**TASK STATEMENT**
Copy out only the span from the line with "Read out every word on this page." to the end of the data, both ends kept, word for word.

**SUPPLIED ENTRIES**
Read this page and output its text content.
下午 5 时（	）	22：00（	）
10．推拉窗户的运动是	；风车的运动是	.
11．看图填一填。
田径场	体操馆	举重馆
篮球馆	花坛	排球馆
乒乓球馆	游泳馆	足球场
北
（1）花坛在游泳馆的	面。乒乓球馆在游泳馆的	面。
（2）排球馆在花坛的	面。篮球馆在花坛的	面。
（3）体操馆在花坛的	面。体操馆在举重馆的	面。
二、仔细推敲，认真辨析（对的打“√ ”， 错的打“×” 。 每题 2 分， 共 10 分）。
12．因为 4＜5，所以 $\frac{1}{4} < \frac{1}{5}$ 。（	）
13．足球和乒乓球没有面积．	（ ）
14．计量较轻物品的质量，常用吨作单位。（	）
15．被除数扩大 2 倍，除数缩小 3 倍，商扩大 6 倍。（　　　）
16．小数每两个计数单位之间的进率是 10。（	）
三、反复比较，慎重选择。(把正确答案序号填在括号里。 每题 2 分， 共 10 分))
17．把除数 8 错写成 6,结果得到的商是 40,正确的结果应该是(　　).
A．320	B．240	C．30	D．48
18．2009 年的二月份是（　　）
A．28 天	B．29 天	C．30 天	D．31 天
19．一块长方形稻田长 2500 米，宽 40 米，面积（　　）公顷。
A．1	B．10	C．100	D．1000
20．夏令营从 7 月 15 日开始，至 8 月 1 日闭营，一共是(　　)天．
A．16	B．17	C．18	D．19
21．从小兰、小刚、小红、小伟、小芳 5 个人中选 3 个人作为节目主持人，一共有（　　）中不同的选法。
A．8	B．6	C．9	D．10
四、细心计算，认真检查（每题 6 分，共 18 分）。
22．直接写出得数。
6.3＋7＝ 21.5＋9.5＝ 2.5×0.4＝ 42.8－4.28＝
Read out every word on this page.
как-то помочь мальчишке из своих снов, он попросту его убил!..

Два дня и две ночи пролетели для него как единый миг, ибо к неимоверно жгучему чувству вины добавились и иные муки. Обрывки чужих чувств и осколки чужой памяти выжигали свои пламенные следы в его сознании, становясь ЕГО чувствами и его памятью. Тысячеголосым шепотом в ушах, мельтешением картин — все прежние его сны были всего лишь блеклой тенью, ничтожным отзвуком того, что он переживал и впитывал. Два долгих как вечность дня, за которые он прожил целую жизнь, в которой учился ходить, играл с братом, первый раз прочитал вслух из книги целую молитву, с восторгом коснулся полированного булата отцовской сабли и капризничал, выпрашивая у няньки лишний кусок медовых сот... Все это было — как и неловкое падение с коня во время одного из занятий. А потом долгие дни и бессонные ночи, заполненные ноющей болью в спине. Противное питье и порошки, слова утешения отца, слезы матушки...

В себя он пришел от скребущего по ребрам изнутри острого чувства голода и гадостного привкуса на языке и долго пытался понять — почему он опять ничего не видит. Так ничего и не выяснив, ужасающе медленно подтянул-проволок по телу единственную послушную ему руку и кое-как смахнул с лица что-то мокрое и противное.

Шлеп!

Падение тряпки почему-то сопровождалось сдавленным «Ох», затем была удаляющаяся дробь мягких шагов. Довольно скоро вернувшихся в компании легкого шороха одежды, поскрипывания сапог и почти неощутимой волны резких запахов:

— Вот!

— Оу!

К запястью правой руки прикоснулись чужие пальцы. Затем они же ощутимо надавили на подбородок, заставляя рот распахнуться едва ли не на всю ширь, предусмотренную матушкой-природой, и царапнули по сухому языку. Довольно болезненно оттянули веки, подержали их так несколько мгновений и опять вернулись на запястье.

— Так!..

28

**ANSWER TO THE TASK**
Read out every word on this page.
как-то помочь мальчишке из своих снов, он попросту его убил!..

Два дня и две ночи пролетели для него как единый миг, ибо к неимоверно жгучему чувству вины добавились и иные муки. Обрывки чужих чувств и осколки чужой памяти выжигали свои пламенные следы в его сознании, становясь ЕГО чувствами и его памятью. Тысячеголосым шепотом в ушах, мельтешением картин — все прежние его сны были всего лишь блеклой тенью, ничтожным отзвуком того, что он переживал и впитывал. Два долгих как вечность дня, за которые он прожил целую жизнь, в которой учился ходить, играл с братом, первый раз прочитал вслух из книги целую молитву, с восторгом коснулся полированного булата отцовской сабли и капризничал, выпрашивая у няньки лишний кусок медовых сот... Все это было — как и неловкое падение с коня во время одного из занятий. А потом долгие дни и бессонные ночи, заполненные ноющей болью в спине. Противное питье и порошки, слова утешения отца, слезы матушки...

В себя он пришел от скребущего по ребрам изнутри острого чувства голода и гадостного привкуса на языке и долго пытался понять — почему он опять ничего не видит. Так ничего и не выяснив, ужасающе медленно подтянул-проволок по телу единственную послушную ему руку и кое-как смахнул с лица что-то мокрое и противное.

Шлеп!

Падение тряпки почему-то сопровождалось сдавленным «Ох», затем была удаляющаяся дробь мягких шагов. Довольно скоро вернувшихся в компании легкого шороха одежды, поскрипывания сапог и почти неощутимой волны резких запахов:

— Вот!

— Оу!

К запястью правой руки прикоснулись чужие пальцы. Затем они же ощутимо надавили на подбородок, заставляя рот распахнуться едва ли не на всю ширь, предусмотренную матушкой-природой, и царапнули по сухому языку. Довольно болезненно оттянули веки, подержали их так несколько мгновений и опять вернулись на запястье.

— Так!..

28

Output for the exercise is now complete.